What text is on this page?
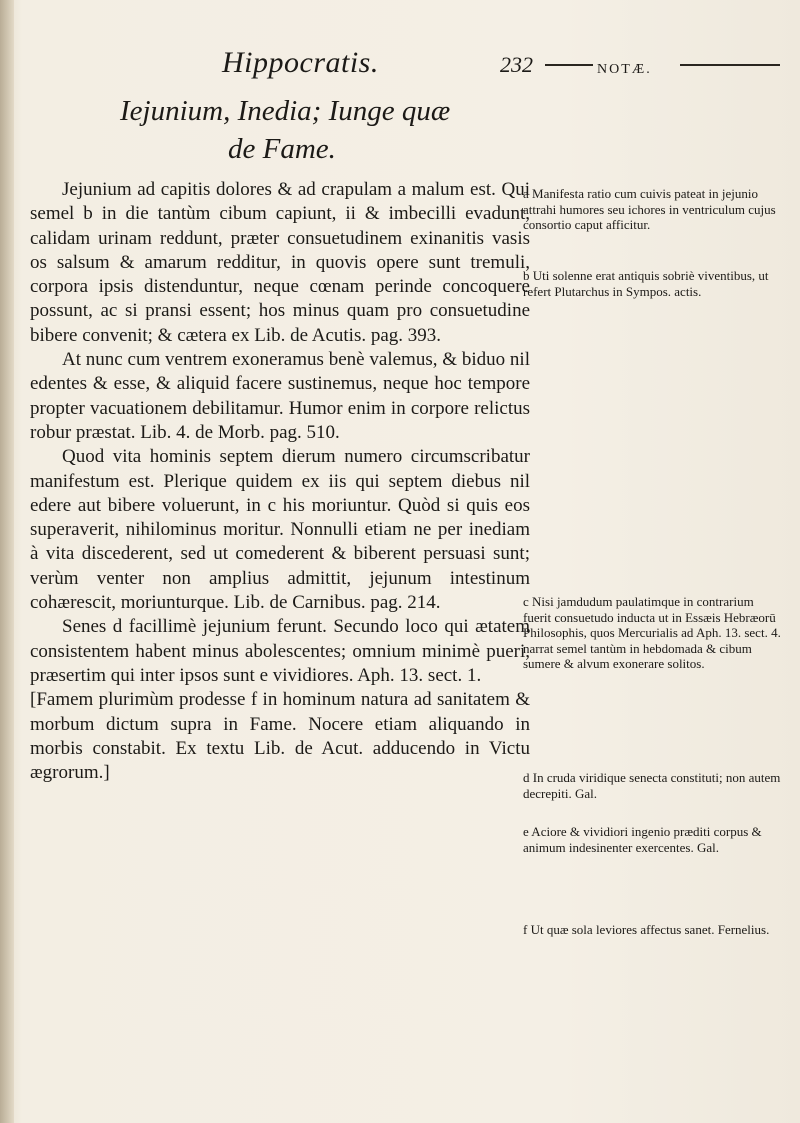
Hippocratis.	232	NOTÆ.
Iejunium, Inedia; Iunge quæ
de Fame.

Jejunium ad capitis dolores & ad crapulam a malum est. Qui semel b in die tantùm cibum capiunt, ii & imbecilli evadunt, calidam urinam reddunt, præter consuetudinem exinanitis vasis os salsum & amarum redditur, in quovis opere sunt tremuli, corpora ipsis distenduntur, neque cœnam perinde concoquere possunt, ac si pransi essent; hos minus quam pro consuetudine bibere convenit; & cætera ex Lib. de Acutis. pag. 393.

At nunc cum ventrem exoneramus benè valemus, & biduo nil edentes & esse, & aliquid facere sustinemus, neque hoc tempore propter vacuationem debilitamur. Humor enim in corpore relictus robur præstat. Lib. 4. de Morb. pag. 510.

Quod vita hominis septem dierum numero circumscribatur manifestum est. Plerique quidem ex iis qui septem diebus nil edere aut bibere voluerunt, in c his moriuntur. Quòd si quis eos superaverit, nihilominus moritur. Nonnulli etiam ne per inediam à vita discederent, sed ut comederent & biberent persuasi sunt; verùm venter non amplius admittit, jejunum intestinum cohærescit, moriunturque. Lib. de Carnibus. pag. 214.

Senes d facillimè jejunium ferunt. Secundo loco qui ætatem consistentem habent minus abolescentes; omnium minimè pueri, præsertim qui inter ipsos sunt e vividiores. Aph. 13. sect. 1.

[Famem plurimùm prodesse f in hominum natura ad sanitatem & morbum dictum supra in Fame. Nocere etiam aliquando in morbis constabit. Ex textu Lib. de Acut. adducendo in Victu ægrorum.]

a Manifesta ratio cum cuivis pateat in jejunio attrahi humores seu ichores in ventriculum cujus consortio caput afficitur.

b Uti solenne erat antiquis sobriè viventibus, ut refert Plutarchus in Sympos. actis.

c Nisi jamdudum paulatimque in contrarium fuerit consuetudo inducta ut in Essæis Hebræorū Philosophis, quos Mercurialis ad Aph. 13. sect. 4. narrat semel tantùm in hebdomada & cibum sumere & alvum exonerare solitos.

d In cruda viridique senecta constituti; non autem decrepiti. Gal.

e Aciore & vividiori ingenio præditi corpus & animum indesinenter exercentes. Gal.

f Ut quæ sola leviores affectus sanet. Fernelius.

════════════════════

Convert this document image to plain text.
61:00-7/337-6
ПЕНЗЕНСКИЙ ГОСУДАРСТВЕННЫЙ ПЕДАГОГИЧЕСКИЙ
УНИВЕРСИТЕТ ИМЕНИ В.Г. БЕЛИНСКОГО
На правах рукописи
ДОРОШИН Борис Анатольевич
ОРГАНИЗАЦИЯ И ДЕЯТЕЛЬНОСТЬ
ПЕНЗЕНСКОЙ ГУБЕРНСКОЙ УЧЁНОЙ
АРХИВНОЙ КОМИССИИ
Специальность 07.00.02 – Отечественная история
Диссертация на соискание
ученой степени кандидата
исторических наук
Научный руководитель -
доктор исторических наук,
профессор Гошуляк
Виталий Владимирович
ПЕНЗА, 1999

════════════════════

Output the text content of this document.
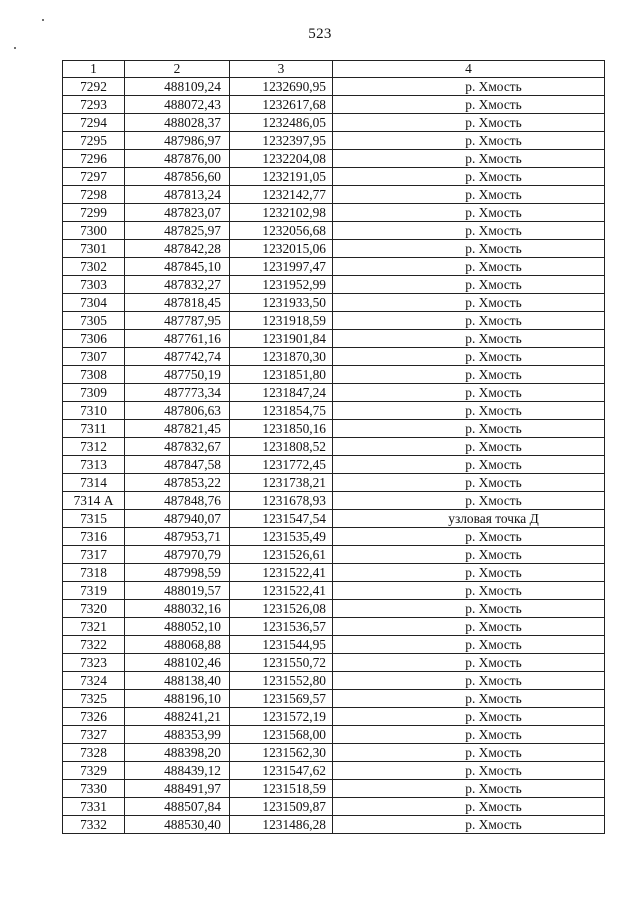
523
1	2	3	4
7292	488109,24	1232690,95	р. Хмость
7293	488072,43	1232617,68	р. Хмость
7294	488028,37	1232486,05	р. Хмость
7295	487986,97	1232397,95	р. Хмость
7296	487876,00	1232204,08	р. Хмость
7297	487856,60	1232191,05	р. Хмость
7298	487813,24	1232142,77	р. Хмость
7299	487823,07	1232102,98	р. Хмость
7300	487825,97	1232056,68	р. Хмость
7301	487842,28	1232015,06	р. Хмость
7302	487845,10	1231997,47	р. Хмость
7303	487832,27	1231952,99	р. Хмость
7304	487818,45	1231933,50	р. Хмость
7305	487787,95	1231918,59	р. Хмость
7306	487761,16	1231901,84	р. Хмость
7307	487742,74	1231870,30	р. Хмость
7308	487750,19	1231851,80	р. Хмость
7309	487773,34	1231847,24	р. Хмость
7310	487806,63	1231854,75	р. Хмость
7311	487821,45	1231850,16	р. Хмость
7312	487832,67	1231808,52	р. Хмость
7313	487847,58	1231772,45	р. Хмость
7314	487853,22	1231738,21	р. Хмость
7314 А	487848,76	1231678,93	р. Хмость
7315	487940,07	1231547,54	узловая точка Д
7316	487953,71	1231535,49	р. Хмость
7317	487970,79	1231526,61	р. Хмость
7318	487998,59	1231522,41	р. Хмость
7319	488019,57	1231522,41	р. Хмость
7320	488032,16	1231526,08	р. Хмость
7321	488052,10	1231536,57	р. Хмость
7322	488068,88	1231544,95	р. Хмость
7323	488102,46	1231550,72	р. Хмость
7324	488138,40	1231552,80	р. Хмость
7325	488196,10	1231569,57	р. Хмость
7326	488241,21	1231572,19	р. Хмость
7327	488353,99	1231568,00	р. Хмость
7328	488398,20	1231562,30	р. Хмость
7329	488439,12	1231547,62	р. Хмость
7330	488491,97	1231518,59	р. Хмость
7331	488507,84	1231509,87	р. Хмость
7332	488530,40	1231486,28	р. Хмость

════════════════════

The exercise ▸ Pull out each line holding the string "наук".

Exercise response ▸
исторических наук
доктор исторических наук,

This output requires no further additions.